(Data entries)

——————

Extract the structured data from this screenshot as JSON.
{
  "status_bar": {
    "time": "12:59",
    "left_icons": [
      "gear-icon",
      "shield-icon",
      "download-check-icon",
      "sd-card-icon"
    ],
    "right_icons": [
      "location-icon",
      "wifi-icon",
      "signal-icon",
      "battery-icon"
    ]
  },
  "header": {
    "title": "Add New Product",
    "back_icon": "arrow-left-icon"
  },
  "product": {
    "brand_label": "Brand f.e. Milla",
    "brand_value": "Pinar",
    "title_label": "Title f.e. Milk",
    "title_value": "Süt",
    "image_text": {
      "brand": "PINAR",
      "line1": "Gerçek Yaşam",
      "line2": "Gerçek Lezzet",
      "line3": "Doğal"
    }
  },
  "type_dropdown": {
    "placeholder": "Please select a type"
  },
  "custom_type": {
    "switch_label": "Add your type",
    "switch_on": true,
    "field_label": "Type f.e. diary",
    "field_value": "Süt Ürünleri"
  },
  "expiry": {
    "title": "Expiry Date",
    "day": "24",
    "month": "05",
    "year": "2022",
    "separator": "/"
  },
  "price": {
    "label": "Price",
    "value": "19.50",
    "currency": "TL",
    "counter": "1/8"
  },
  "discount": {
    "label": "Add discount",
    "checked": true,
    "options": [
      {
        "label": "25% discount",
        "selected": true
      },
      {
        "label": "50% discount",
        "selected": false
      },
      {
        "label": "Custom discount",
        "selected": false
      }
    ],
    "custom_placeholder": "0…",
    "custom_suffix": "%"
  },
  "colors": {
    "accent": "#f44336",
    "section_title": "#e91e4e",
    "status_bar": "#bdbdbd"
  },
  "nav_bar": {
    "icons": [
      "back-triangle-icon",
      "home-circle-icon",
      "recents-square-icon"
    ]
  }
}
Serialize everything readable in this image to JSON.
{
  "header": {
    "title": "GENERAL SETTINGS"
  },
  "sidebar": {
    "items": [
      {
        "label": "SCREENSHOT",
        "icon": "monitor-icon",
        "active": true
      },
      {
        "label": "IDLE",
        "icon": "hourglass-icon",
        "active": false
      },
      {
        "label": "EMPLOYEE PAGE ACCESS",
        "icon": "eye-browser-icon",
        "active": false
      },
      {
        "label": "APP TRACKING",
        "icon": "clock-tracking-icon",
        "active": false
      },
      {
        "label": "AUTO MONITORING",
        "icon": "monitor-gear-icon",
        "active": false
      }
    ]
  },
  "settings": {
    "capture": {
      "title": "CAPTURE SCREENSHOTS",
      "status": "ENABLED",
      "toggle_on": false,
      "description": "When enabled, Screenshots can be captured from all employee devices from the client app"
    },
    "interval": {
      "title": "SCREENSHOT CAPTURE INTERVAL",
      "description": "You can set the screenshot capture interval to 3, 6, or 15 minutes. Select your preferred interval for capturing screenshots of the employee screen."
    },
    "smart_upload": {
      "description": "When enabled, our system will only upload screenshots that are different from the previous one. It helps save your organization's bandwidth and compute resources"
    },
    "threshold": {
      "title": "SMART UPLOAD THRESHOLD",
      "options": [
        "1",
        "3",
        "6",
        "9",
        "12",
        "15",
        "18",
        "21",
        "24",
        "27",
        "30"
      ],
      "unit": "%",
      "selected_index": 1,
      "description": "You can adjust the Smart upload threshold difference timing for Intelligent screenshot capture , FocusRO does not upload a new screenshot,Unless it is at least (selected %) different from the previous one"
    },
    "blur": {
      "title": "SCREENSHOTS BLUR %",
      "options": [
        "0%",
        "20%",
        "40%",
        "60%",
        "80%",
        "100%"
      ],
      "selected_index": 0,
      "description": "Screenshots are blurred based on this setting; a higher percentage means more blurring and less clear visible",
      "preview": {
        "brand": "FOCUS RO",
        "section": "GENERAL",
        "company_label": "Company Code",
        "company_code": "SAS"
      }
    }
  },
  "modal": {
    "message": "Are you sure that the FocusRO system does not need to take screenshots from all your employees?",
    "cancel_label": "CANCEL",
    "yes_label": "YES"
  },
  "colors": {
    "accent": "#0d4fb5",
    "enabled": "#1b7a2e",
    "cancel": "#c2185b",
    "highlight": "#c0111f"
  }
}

——————

Description of the task
Gather from the data above every line with the string "discount".

Result of this task
  "discount": {
    "label": "Add discount",
        "label": "25% discount",
        "label": "50% discount",
        "label": "Custom discount",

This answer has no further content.